Problem statement: Give all of the lines again, with nothing added or dropped.
Start of Records provided
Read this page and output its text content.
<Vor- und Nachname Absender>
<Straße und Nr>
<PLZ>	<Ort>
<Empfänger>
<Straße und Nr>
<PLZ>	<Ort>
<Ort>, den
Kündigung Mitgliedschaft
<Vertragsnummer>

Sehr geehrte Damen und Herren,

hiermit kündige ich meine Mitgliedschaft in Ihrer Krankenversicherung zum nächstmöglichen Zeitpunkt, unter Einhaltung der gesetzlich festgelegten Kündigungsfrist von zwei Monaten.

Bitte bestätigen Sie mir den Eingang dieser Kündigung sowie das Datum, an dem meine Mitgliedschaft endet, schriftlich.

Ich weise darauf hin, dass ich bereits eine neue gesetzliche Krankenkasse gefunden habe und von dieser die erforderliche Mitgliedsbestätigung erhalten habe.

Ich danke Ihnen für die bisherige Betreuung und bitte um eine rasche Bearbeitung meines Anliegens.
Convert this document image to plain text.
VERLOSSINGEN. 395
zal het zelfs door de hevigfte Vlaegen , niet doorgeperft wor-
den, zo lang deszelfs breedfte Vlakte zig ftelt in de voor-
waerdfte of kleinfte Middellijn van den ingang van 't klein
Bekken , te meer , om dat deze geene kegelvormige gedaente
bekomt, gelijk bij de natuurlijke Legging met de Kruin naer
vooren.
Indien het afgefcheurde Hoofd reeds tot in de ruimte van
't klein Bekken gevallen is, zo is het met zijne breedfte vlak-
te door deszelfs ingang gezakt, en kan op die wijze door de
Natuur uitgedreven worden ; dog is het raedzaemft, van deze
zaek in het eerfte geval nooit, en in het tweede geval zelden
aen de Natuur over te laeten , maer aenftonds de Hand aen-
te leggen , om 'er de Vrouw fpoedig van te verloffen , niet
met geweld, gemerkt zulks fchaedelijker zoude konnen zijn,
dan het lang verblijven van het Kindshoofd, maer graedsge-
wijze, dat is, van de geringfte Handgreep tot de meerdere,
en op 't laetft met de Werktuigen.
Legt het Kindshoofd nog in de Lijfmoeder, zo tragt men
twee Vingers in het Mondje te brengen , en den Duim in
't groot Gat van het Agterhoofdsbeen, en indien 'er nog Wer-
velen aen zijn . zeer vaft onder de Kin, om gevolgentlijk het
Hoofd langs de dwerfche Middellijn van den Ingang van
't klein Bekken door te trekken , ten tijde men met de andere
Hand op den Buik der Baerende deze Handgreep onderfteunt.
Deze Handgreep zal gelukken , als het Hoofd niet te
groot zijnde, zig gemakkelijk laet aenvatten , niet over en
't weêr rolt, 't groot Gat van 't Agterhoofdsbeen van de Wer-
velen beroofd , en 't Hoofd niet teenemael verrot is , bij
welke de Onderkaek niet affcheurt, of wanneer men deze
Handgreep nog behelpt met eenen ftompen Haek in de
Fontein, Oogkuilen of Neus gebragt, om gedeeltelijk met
End of Records provided
Written answer:
Read this page and output its text content.
<Vor- und Nachname Absender>
<Straße und Nr>
<PLZ>	<Ort>
<Empfänger>
<Straße und Nr>
<PLZ>	<Ort>
<Ort>, den
Kündigung Mitgliedschaft
<Vertragsnummer>

Sehr geehrte Damen und Herren,

hiermit kündige ich meine Mitgliedschaft in Ihrer Krankenversicherung zum nächstmöglichen Zeitpunkt, unter Einhaltung der gesetzlich festgelegten Kündigungsfrist von zwei Monaten.

Bitte bestätigen Sie mir den Eingang dieser Kündigung sowie das Datum, an dem meine Mitgliedschaft endet, schriftlich.

Ich weise darauf hin, dass ich bereits eine neue gesetzliche Krankenkasse gefunden habe und von dieser die erforderliche Mitgliedsbestätigung erhalten habe.

Ich danke Ihnen für die bisherige Betreuung und bitte um eine rasche Bearbeitung meines Anliegens.
Convert this document image to plain text.
VERLOSSINGEN. 395
zal het zelfs door de hevigfte Vlaegen , niet doorgeperft wor-
den, zo lang deszelfs breedfte Vlakte zig ftelt in de voor-
waerdfte of kleinfte Middellijn van den ingang van 't klein
Bekken , te meer , om dat deze geene kegelvormige gedaente
bekomt, gelijk bij de natuurlijke Legging met de Kruin naer
vooren.
Indien het afgefcheurde Hoofd reeds tot in de ruimte van
't klein Bekken gevallen is, zo is het met zijne breedfte vlak-
te door deszelfs ingang gezakt, en kan op die wijze door de
Natuur uitgedreven worden ; dog is het raedzaemft, van deze
zaek in het eerfte geval nooit, en in het tweede geval zelden
aen de Natuur over te laeten , maer aenftonds de Hand aen-
te leggen , om 'er de Vrouw fpoedig van te verloffen , niet
met geweld, gemerkt zulks fchaedelijker zoude konnen zijn,
dan het lang verblijven van het Kindshoofd, maer graedsge-
wijze, dat is, van de geringfte Handgreep tot de meerdere,
en op 't laetft met de Werktuigen.
Legt het Kindshoofd nog in de Lijfmoeder, zo tragt men
twee Vingers in het Mondje te brengen , en den Duim in
't groot Gat van het Agterhoofdsbeen, en indien 'er nog Wer-
velen aen zijn . zeer vaft onder de Kin, om gevolgentlijk het
Hoofd langs de dwerfche Middellijn van den Ingang van
't klein Bekken door te trekken , ten tijde men met de andere
Hand op den Buik der Baerende deze Handgreep onderfteunt.
Deze Handgreep zal gelukken , als het Hoofd niet te
groot zijnde, zig gemakkelijk laet aenvatten , niet over en
't weêr rolt, 't groot Gat van 't Agterhoofdsbeen van de Wer-
velen beroofd , en 't Hoofd niet teenemael verrot is , bij
welke de Onderkaek niet affcheurt, of wanneer men deze
Handgreep nog behelpt met eenen ftompen Haek in de
Fontein, Oogkuilen of Neus gebragt, om gedeeltelijk met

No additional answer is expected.